▶ WHAT THE EXERCISE ASKS
In the records below, find the line with "Give me the" and repeat it and every line after it, exactly, without any pictures.

▶ MATERIAL TO PROCESS
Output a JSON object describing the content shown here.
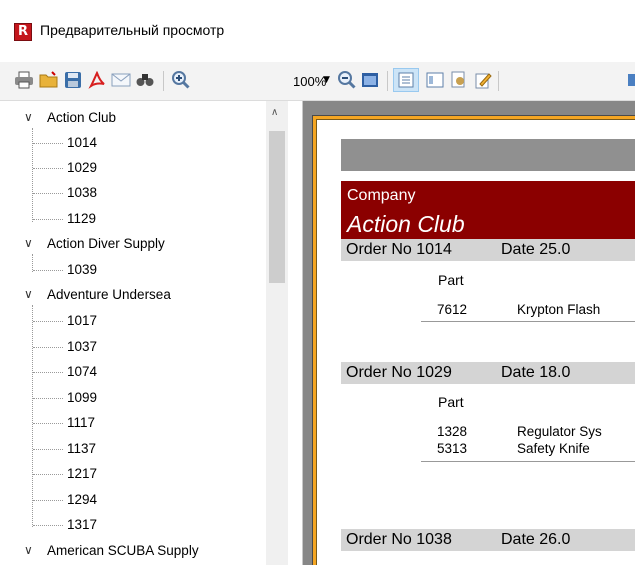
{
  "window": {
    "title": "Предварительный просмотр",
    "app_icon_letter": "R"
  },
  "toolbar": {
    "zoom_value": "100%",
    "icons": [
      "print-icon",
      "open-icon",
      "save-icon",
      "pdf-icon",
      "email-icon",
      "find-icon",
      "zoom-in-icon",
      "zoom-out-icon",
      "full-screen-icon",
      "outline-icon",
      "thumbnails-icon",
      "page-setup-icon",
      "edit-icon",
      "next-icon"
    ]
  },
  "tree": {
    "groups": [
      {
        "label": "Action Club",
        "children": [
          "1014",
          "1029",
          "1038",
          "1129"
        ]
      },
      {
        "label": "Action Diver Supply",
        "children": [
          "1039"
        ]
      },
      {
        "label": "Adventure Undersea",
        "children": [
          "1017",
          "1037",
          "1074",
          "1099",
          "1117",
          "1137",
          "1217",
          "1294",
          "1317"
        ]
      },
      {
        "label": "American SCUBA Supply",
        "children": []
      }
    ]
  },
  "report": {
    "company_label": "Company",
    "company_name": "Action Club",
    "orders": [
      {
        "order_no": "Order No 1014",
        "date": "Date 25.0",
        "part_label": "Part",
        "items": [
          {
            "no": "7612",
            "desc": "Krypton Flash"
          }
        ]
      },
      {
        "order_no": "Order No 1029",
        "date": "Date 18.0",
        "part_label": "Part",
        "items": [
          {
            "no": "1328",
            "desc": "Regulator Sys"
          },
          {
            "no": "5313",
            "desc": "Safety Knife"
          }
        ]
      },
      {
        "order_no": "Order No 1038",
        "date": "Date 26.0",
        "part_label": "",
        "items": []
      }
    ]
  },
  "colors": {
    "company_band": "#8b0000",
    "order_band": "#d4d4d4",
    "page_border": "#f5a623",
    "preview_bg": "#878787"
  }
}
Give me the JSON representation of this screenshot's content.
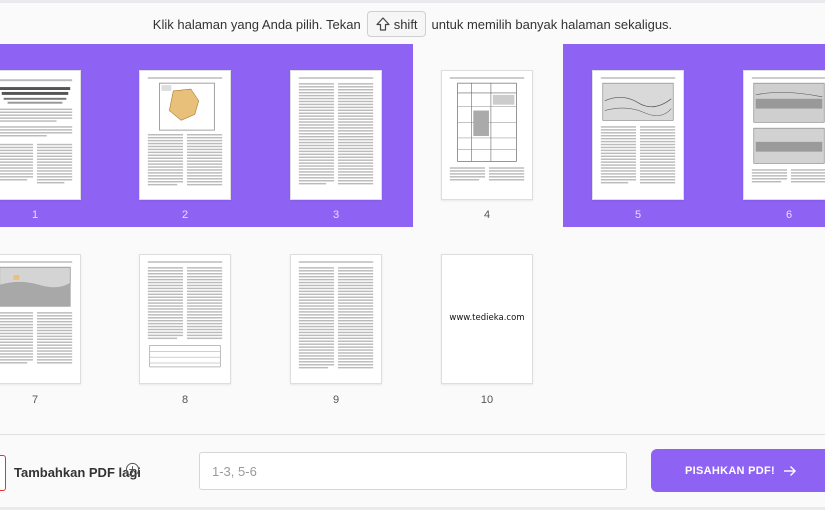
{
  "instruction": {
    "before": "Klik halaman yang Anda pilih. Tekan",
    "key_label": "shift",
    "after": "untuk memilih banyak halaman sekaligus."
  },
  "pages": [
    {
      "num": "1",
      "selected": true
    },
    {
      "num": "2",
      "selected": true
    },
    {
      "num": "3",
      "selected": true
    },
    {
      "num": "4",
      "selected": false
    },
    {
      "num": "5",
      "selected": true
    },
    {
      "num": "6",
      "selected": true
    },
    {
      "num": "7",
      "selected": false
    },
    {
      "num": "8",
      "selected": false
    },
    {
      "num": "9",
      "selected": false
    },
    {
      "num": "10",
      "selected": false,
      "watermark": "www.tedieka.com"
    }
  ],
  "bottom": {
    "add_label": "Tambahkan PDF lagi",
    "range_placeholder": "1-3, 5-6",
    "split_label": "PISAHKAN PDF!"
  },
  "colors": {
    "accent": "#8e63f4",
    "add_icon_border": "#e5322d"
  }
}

▶ REPLY
Give me the JSON representation of this screenshot's content.
{
  "instruction": {
    "before": "Klik halaman yang Anda pilih. Tekan",
    "key_label": "shift",
    "after": "untuk memilih banyak halaman sekaligus."
  },
  "pages": [
    {
      "num": "1",
      "selected": true
    },
    {
      "num": "2",
      "selected": true
    },
    {
      "num": "3",
      "selected": true
    },
    {
      "num": "4",
      "selected": false
    },
    {
      "num": "5",
      "selected": true
    },
    {
      "num": "6",
      "selected": true
    },
    {
      "num": "7",
      "selected": false
    },
    {
      "num": "8",
      "selected": false
    },
    {
      "num": "9",
      "selected": false
    },
    {
      "num": "10",
      "selected": false,
      "watermark": "www.tedieka.com"
    }
  ],
  "bottom": {
    "add_label": "Tambahkan PDF lagi",
    "range_placeholder": "1-3, 5-6",
    "split_label": "PISAHKAN PDF!"
  },
  "colors": {
    "accent": "#8e63f4",
    "add_icon_border": "#e5322d"
  }
}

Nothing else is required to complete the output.